→ What to produce
Gather up every line that includes the string "como".

→ Task inputs
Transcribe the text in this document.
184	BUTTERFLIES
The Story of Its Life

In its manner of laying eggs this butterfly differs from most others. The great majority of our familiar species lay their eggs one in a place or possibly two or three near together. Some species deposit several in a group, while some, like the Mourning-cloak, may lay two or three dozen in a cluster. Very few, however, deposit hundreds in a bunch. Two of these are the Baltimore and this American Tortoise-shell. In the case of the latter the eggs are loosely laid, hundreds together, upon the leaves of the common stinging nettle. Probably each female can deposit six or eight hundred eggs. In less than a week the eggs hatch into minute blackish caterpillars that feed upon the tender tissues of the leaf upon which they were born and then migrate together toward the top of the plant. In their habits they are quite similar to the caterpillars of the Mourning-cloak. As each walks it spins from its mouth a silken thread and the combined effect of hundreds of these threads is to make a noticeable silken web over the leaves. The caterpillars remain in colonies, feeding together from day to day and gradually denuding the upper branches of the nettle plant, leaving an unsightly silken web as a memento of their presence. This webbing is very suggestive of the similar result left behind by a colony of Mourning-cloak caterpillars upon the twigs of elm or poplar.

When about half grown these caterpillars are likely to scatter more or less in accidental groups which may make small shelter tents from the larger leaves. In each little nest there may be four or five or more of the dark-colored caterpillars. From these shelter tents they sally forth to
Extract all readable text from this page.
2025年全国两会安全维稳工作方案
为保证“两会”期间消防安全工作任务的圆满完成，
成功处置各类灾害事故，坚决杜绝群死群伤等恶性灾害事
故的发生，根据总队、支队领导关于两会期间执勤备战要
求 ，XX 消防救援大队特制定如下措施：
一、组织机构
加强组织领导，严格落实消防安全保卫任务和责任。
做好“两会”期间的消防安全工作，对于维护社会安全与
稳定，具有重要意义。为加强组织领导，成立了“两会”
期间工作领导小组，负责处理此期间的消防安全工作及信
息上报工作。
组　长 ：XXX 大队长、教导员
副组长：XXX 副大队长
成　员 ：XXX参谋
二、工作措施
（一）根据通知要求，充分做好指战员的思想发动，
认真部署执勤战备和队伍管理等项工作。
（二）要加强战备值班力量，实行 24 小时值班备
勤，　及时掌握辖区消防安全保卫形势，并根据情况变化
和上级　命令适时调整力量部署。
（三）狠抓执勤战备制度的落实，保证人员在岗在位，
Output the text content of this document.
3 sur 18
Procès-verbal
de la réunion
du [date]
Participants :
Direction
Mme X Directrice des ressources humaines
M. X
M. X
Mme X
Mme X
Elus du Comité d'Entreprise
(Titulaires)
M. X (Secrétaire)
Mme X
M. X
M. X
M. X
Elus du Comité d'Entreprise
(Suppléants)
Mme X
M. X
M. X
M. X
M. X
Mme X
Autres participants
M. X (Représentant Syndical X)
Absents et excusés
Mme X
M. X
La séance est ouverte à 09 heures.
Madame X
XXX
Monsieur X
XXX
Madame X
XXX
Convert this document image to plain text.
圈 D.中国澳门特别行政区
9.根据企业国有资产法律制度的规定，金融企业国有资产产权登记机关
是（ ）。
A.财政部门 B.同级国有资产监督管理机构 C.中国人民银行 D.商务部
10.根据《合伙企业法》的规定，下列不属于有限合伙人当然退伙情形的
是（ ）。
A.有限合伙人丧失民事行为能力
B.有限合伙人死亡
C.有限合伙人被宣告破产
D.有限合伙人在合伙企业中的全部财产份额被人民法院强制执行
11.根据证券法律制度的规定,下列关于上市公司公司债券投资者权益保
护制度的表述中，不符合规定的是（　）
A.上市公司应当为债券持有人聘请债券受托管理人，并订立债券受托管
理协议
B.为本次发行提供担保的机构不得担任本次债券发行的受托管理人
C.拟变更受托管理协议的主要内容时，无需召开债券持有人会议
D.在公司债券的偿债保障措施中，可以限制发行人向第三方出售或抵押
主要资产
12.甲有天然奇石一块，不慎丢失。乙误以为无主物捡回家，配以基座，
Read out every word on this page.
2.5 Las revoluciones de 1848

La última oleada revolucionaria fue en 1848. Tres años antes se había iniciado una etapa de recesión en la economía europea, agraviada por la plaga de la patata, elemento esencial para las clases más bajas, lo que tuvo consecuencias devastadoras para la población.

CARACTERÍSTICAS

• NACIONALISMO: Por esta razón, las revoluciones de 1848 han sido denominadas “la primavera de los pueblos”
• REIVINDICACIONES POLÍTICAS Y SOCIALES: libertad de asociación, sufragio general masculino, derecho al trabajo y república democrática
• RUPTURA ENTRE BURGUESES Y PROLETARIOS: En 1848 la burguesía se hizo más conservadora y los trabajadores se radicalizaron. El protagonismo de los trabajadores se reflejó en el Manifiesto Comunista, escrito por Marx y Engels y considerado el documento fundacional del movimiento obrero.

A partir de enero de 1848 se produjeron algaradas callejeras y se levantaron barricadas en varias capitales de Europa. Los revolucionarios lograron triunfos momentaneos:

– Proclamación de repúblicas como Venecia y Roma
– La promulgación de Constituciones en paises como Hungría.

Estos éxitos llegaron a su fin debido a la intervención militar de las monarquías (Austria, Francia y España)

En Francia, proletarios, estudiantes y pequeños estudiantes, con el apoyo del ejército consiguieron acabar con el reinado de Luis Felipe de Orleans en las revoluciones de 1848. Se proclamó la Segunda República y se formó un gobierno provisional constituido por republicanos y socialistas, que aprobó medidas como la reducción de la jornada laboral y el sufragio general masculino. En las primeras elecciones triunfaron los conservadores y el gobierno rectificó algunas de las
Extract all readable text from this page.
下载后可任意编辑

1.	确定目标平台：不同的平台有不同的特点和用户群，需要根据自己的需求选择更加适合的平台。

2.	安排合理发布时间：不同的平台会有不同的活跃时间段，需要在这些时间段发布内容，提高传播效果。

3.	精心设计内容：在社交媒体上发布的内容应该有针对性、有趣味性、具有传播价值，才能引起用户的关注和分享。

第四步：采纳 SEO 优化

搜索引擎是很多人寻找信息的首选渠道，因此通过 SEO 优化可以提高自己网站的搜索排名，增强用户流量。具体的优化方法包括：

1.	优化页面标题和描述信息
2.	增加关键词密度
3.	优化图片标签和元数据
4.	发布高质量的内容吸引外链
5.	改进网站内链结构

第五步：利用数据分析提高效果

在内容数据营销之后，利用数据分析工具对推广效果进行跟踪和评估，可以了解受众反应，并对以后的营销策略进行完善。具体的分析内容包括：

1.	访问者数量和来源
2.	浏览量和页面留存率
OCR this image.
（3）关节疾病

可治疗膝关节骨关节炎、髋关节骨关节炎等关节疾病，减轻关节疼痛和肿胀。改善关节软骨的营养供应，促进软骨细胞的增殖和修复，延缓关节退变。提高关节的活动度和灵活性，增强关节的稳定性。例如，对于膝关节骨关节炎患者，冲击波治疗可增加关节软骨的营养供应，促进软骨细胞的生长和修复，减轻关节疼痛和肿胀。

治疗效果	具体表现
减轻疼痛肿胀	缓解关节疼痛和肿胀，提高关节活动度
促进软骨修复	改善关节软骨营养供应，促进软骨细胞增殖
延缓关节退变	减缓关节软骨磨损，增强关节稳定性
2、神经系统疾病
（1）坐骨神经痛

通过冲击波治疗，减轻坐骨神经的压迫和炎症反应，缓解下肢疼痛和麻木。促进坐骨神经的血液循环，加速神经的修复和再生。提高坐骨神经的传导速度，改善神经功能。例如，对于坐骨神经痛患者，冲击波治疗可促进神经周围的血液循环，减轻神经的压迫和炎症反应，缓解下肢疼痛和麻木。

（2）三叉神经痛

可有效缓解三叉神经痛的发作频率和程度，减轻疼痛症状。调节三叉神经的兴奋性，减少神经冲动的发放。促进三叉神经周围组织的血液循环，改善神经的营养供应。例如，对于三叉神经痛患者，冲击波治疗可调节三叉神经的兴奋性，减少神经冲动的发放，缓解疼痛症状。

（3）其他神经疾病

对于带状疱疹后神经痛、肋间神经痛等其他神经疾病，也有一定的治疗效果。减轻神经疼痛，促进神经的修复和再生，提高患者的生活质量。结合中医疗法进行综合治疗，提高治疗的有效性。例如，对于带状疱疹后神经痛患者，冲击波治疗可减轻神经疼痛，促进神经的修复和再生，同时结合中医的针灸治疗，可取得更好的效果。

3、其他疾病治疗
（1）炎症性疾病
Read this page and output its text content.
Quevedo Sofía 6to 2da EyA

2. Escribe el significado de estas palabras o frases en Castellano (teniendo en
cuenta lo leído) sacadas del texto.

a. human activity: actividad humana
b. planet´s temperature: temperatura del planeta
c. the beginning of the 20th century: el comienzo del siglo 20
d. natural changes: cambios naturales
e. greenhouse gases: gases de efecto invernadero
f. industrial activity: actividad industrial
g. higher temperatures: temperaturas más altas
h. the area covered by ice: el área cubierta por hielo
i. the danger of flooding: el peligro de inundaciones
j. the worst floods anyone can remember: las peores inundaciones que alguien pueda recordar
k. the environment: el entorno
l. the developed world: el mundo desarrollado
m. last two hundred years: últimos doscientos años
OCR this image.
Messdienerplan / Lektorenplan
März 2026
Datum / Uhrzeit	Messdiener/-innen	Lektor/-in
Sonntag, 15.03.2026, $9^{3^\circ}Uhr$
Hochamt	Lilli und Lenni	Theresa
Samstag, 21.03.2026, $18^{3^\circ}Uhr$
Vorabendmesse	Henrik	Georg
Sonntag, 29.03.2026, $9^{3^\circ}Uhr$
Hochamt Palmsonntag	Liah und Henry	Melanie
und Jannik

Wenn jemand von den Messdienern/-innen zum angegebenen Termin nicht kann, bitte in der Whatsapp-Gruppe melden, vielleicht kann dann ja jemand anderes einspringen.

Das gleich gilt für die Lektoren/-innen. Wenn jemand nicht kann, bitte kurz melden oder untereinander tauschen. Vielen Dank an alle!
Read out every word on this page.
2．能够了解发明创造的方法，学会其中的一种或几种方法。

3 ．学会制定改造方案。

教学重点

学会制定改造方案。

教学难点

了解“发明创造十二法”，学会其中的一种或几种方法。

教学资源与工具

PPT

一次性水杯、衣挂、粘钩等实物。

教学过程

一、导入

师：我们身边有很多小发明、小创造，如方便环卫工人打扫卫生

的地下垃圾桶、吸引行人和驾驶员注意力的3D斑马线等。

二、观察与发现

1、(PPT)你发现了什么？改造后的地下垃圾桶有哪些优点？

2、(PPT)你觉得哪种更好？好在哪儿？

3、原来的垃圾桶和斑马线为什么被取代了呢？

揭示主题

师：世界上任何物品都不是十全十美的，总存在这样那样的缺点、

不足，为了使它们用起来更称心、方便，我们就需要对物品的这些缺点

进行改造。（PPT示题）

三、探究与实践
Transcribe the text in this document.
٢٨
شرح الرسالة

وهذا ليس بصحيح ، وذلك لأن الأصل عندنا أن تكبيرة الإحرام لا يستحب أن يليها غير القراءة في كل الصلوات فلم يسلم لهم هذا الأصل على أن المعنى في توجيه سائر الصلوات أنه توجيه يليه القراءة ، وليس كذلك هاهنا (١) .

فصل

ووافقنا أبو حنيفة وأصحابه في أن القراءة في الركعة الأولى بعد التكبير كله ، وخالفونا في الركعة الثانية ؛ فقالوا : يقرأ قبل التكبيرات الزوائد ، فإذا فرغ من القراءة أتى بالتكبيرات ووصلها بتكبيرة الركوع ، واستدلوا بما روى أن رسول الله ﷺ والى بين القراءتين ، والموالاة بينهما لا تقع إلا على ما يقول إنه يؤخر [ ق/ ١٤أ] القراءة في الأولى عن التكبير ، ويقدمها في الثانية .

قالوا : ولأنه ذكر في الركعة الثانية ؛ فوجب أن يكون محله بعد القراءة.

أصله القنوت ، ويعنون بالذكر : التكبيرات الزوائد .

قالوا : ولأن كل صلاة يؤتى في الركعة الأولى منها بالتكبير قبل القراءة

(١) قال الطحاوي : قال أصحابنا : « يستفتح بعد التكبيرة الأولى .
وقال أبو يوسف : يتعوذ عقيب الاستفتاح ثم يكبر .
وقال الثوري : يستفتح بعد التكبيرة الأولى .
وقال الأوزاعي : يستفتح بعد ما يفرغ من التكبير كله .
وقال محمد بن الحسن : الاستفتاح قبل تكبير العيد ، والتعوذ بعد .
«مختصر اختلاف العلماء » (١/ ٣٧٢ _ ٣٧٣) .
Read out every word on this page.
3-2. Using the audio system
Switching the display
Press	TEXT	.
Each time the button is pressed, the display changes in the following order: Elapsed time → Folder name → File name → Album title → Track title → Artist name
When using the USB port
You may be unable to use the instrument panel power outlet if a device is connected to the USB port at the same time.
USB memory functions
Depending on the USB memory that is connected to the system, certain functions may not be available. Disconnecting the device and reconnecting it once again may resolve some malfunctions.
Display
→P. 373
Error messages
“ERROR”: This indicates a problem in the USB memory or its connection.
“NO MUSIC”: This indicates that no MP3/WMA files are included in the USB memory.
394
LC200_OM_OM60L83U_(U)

→ Result of this task
– Proclamación de repúblicas como Venecia y Roma
– La promulgación de Constituciones en paises como Hungría.
En Francia, proletarios, estudiantes y pequeños estudiantes, con el apoyo del ejército consiguieron acabar con el reinado de Luis Felipe de Orleans en las revoluciones de 1848. Se proclamó la Segunda República y se formó un gobierno provisional constituido por republicanos y socialistas, que aprobó medidas como la reducción de la jornada laboral y el sufragio general masculino. En las primeras elecciones triunfaron los conservadores y el gobierno rectificó algunas de las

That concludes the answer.